Records from a data source
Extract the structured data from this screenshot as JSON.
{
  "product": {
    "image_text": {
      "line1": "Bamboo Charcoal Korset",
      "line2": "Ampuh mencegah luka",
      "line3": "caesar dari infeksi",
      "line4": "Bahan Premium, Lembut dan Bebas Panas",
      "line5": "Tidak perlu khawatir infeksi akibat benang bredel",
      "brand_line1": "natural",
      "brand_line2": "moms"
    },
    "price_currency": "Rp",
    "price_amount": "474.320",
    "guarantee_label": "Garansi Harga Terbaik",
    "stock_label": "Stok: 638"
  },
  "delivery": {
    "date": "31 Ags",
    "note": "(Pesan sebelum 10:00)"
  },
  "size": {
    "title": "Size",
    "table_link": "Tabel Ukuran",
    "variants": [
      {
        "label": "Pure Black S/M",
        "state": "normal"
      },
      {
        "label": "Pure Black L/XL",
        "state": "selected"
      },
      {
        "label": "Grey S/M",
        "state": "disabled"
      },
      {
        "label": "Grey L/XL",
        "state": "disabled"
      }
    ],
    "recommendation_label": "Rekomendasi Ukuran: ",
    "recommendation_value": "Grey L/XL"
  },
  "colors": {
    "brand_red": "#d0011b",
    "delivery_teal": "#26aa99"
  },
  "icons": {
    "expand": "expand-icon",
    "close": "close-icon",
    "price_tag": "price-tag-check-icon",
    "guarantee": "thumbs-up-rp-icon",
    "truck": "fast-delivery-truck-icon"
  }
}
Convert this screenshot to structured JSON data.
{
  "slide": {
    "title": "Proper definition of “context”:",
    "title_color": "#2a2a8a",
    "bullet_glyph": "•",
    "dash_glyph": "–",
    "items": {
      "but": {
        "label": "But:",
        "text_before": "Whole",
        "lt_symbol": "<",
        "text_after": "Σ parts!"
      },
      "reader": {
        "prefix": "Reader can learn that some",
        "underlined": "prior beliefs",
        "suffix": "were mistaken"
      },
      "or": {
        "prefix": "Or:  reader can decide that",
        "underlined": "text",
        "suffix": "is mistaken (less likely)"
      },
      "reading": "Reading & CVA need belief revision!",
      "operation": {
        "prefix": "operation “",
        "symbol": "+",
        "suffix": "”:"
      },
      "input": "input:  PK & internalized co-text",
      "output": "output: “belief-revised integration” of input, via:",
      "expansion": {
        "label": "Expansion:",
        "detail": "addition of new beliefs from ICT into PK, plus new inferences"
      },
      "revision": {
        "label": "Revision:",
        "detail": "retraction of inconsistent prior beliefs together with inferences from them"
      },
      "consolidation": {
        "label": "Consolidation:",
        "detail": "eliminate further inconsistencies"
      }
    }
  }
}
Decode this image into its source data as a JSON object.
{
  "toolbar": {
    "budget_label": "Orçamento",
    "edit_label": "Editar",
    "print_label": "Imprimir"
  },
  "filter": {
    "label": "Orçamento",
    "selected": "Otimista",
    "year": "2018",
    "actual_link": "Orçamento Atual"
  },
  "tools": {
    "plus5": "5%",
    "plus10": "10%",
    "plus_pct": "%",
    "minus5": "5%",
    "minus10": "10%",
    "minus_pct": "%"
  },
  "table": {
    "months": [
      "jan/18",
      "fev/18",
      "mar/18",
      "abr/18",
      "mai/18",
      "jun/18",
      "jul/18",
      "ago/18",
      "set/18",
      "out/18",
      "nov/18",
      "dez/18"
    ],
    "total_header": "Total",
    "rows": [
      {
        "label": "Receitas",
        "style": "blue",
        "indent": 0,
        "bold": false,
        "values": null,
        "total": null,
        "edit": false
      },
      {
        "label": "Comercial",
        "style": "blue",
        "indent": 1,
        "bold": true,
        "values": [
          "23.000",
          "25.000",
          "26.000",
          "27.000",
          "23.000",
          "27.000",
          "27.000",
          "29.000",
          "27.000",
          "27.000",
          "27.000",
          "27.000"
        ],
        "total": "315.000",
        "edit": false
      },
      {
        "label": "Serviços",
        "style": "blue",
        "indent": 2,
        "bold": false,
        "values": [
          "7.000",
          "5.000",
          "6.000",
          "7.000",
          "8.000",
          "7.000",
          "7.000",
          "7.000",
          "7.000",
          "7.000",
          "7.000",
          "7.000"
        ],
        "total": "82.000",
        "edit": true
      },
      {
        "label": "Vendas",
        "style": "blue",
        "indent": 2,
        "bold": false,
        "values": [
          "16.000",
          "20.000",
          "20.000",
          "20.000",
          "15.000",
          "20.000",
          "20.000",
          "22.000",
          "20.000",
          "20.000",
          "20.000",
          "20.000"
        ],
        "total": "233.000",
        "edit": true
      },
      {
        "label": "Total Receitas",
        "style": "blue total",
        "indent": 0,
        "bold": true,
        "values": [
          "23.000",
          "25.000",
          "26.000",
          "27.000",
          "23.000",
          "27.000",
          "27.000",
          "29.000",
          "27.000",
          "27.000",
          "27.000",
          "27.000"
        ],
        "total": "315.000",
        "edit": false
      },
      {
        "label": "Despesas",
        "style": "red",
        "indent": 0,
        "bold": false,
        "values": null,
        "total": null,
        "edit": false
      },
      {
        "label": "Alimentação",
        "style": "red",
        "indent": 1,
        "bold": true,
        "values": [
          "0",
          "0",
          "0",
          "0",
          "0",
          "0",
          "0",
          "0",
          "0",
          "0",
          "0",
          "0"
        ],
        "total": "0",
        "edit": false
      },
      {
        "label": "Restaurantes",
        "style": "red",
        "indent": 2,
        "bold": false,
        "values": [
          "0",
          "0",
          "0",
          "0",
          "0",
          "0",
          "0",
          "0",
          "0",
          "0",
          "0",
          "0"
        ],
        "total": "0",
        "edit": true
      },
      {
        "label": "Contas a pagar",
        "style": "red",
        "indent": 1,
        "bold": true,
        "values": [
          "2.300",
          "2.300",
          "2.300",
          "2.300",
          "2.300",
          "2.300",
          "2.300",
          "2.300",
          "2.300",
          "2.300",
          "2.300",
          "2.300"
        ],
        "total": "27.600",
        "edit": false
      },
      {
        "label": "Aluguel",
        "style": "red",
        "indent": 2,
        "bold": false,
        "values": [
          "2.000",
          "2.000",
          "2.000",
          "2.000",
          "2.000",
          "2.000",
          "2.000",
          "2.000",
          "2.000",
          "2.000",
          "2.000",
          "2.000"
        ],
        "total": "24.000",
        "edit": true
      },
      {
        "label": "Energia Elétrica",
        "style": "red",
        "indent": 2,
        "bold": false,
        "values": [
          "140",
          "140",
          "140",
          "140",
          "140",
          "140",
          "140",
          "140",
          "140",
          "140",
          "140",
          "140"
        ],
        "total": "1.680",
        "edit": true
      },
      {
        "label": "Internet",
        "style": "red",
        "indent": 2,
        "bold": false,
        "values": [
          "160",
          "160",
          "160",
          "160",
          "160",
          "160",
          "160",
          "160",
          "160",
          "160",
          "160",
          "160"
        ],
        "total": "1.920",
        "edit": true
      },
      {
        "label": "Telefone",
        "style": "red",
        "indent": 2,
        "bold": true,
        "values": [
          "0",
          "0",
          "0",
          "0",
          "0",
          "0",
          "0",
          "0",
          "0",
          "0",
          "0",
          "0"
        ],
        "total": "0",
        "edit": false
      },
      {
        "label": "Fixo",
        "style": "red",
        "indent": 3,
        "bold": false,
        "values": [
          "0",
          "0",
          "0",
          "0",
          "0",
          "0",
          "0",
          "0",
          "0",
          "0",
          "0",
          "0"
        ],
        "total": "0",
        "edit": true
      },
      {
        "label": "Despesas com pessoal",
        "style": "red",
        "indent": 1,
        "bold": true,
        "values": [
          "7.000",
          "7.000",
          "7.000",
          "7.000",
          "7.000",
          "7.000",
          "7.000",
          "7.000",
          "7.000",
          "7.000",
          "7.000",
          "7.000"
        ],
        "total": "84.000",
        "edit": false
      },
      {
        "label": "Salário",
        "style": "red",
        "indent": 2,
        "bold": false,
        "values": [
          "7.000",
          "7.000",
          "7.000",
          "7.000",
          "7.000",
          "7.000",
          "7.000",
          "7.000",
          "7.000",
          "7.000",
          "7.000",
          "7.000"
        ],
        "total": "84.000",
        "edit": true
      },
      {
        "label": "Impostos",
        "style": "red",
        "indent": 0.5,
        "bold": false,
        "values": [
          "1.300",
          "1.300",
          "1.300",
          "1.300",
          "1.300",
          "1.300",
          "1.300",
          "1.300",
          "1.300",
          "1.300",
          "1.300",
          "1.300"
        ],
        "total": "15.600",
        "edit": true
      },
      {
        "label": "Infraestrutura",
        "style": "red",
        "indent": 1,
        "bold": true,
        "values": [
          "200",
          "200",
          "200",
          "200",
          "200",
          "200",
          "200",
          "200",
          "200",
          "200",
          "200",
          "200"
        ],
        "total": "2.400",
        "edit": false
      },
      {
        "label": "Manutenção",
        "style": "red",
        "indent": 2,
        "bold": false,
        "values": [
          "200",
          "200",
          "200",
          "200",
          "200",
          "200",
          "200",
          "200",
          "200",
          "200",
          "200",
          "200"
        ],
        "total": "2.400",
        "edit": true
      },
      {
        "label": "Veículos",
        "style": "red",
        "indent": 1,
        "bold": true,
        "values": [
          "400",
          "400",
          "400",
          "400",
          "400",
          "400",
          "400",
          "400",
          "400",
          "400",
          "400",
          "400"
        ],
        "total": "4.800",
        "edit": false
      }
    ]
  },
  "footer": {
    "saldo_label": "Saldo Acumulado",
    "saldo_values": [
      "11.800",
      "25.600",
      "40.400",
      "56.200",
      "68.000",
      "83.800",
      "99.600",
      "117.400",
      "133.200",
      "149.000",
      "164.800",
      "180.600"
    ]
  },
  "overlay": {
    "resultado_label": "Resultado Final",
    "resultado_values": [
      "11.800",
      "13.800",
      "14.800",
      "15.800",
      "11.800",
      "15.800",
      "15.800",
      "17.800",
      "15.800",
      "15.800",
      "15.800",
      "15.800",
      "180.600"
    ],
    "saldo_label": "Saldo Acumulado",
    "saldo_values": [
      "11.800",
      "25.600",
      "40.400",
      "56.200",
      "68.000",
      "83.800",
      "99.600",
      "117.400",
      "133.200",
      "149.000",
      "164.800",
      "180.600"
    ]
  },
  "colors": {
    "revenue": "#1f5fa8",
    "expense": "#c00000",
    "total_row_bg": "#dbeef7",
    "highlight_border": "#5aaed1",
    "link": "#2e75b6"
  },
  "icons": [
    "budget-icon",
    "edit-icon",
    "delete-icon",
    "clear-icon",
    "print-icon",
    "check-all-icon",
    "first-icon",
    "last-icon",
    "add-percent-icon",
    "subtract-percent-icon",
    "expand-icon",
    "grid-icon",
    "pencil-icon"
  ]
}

> **Aim**:
Copy each line of the listing that holds the word "check".

> **Response below**:
    "price_tag": "price-tag-check-icon",
    "check-all-icon",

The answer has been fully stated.